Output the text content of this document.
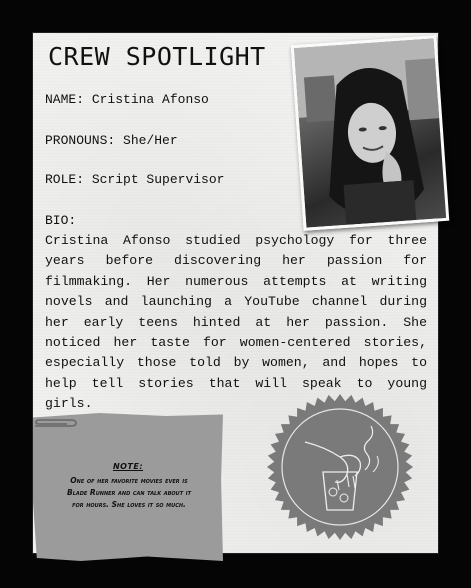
CREW SPOTLIGHT
NAME: Cristina Afonso
PRONOUNS: She/Her
ROLE: Script Supervisor
BIO:
Cristina Afonso studied psychology for three years before discovering her passion for filmmaking. Her numerous attempts at writing novels and launching a YouTube channel during her early teens hinted at her passion. She noticed her taste for women-centered stories, especially those told by women, and hopes to help tell stories that will speak to young girls.
NOTE:
One of her favorite movies ever is
Blade Runner and can talk about it
for hours. She loves it so much.
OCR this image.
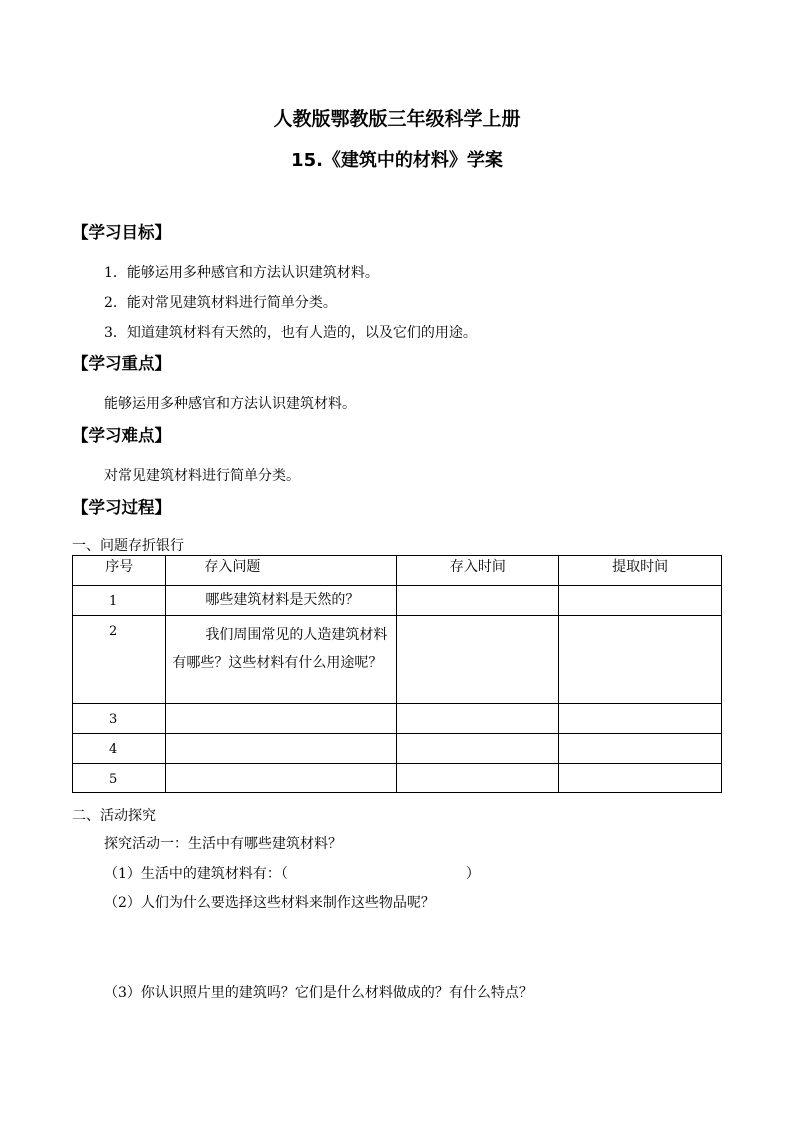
人教版鄂教版三年级科学上册
15.《建筑中的材料》学案
【学习目标】
1．能够运用多种感官和方法认识建筑材料。
2．能对常见建筑材料进行简单分类。
3．知道建筑材料有天然的，也有人造的，以及它们的用途。
【学习重点】
能够运用多种感官和方法认识建筑材料。
【学习难点】
对常见建筑材料进行简单分类。
【学习过程】
一、问题存折银行
序号	存入问题	存入时间	提取时间
1	哪些建筑材料是天然的？		
2	我们周围常见的人造建筑材料有哪些？这些材料有什么用途呢？		
3			
4			
5			
二、活动探究
探究活动一：生活中有哪些建筑材料？
（1）生活中的建筑材料有：（	）
（2）人们为什么要选择这些材料来制作这些物品呢？
（3）你认识照片里的建筑吗？它们是什么材料做成的？有什么特点？
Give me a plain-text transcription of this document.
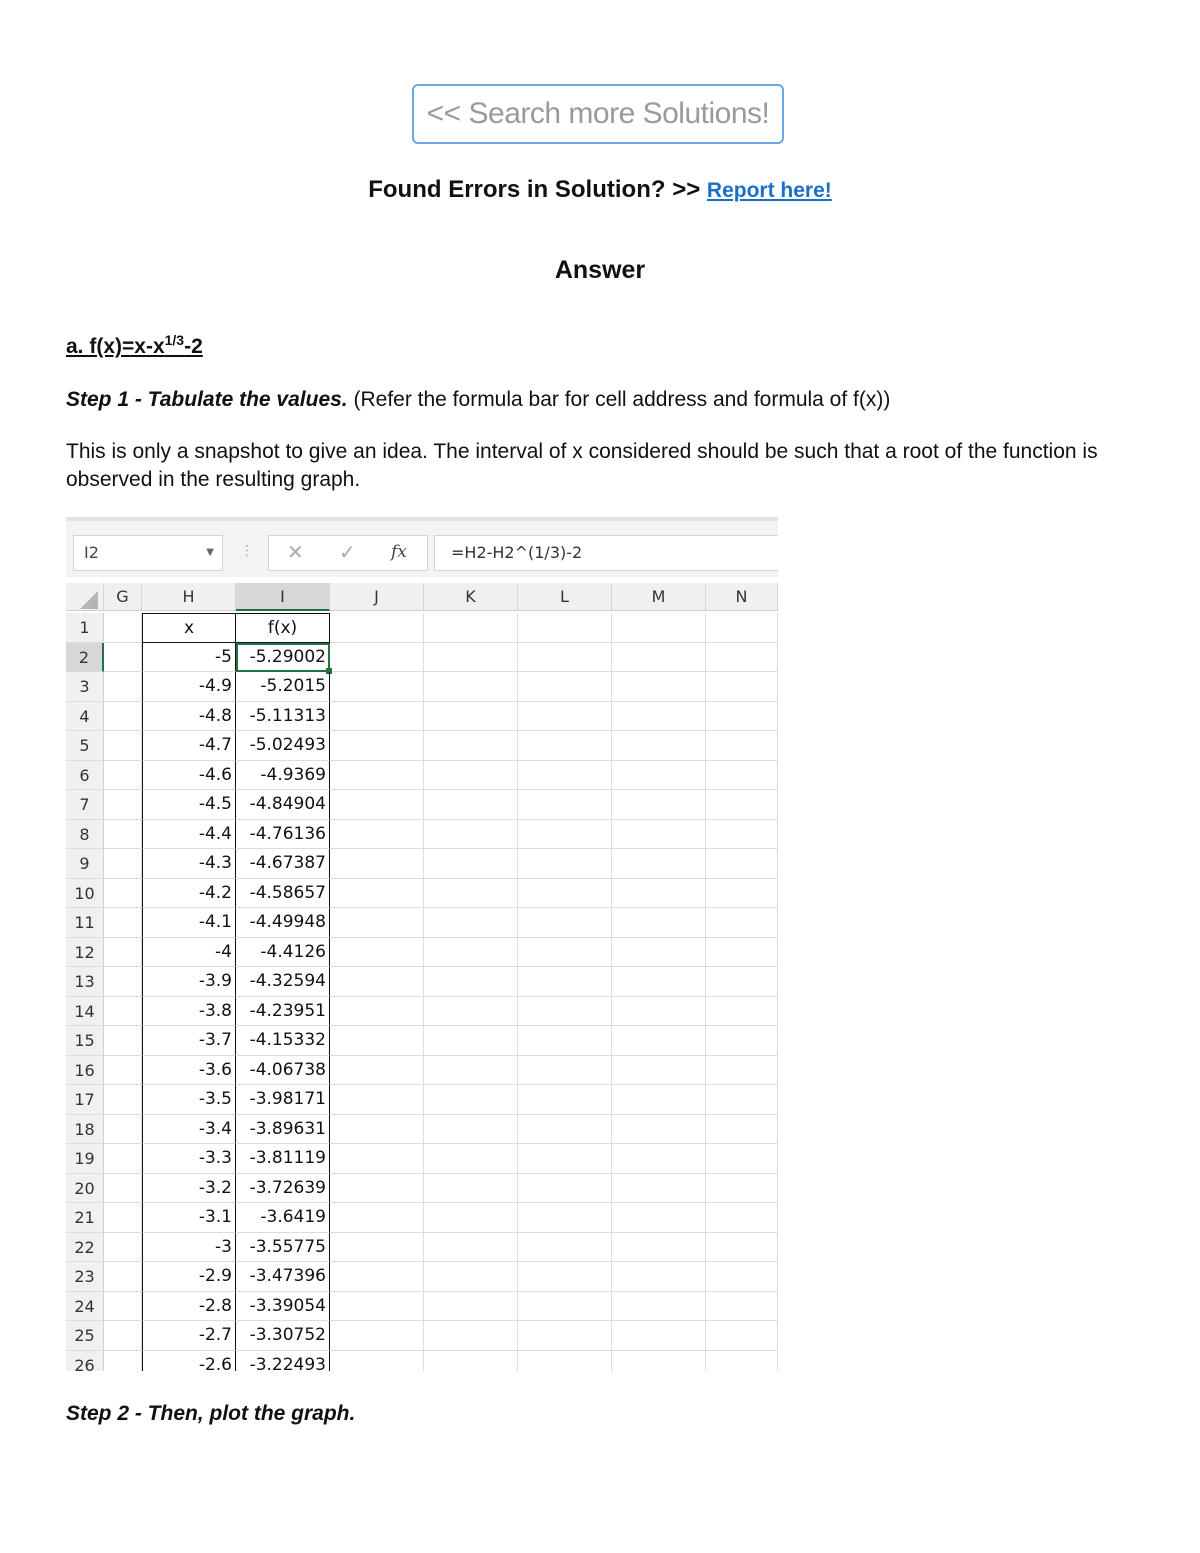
<< Search more Solutions!
Found Errors in Solution? >> Report here!
Answer
a. $f(x)=x-x^{1/3}-2$
Step 1 - Tabulate the values. (Refer the formula bar for cell address and formula of f(x))
This is only a snapshot to give an idea. The interval of x considered should be such that a root of the function is observed in the resulting graph.
I2	▼ ⋮ ✕ ✓ fx	=H2-H2^(1/3)-2
G	H	I	J	K	L	M	N
1	x	f(x)
2	-5	-5.29002
3	-4.9	-5.2015
4	-4.8	-5.11313
5	-4.7	-5.02493
6	-4.6	-4.9369
7	-4.5	-4.84904
8	-4.4	-4.76136
9	-4.3	-4.67387
10	-4.2	-4.58657
11	-4.1	-4.49948
12	-4	-4.4126
13	-3.9	-4.32594
14	-3.8	-4.23951
15	-3.7	-4.15332
16	-3.6	-4.06738
17	-3.5	-3.98171
18	-3.4	-3.89631
19	-3.3	-3.81119
20	-3.2	-3.72639
21	-3.1	-3.6419
22	-3	-3.55775
23	-2.9	-3.47396
24	-2.8	-3.39054
25	-2.7	-3.30752
26	-2.6	-3.22493
Step 2 - Then, plot the graph.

**EXERCISE BRIEF**
Exactly reproduce the entries above, minus the pictures.

**TASK SOLUTION**
Output the text content of this document.
CREW SPOTLIGHT
NAME: Cristina Afonso
PRONOUNS: She/Her
ROLE: Script Supervisor
BIO:
Cristina Afonso studied psychology for three years before discovering her passion for filmmaking. Her numerous attempts at writing novels and launching a YouTube channel during her early teens hinted at her passion. She noticed her taste for women-centered stories, especially those told by women, and hopes to help tell stories that will speak to young girls.
NOTE:
One of her favorite movies ever is
Blade Runner and can talk about it
for hours. She loves it so much.
OCR this image.
人教版鄂教版三年级科学上册
15.《建筑中的材料》学案
【学习目标】
1．能够运用多种感官和方法认识建筑材料。
2．能对常见建筑材料进行简单分类。
3．知道建筑材料有天然的，也有人造的，以及它们的用途。
【学习重点】
能够运用多种感官和方法认识建筑材料。
【学习难点】
对常见建筑材料进行简单分类。
【学习过程】
一、问题存折银行
序号	存入问题	存入时间	提取时间
1	哪些建筑材料是天然的？		
2	我们周围常见的人造建筑材料有哪些？这些材料有什么用途呢？		
3			
4			
5			
二、活动探究
探究活动一：生活中有哪些建筑材料？
（1）生活中的建筑材料有：（	）
（2）人们为什么要选择这些材料来制作这些物品呢？
（3）你认识照片里的建筑吗？它们是什么材料做成的？有什么特点？
Give me a plain-text transcription of this document.
<< Search more Solutions!
Found Errors in Solution? >> Report here!
Answer
a. $f(x)=x-x^{1/3}-2$
Step 1 - Tabulate the values. (Refer the formula bar for cell address and formula of f(x))
This is only a snapshot to give an idea. The interval of x considered should be such that a root of the function is observed in the resulting graph.
I2	▼ ⋮ ✕ ✓ fx	=H2-H2^(1/3)-2
G	H	I	J	K	L	M	N
1	x	f(x)
2	-5	-5.29002
3	-4.9	-5.2015
4	-4.8	-5.11313
5	-4.7	-5.02493
6	-4.6	-4.9369
7	-4.5	-4.84904
8	-4.4	-4.76136
9	-4.3	-4.67387
10	-4.2	-4.58657
11	-4.1	-4.49948
12	-4	-4.4126
13	-3.9	-4.32594
14	-3.8	-4.23951
15	-3.7	-4.15332
16	-3.6	-4.06738
17	-3.5	-3.98171
18	-3.4	-3.89631
19	-3.3	-3.81119
20	-3.2	-3.72639
21	-3.1	-3.6419
22	-3	-3.55775
23	-2.9	-3.47396
24	-2.8	-3.39054
25	-2.7	-3.30752
26	-2.6	-3.22493
Step 2 - Then, plot the graph.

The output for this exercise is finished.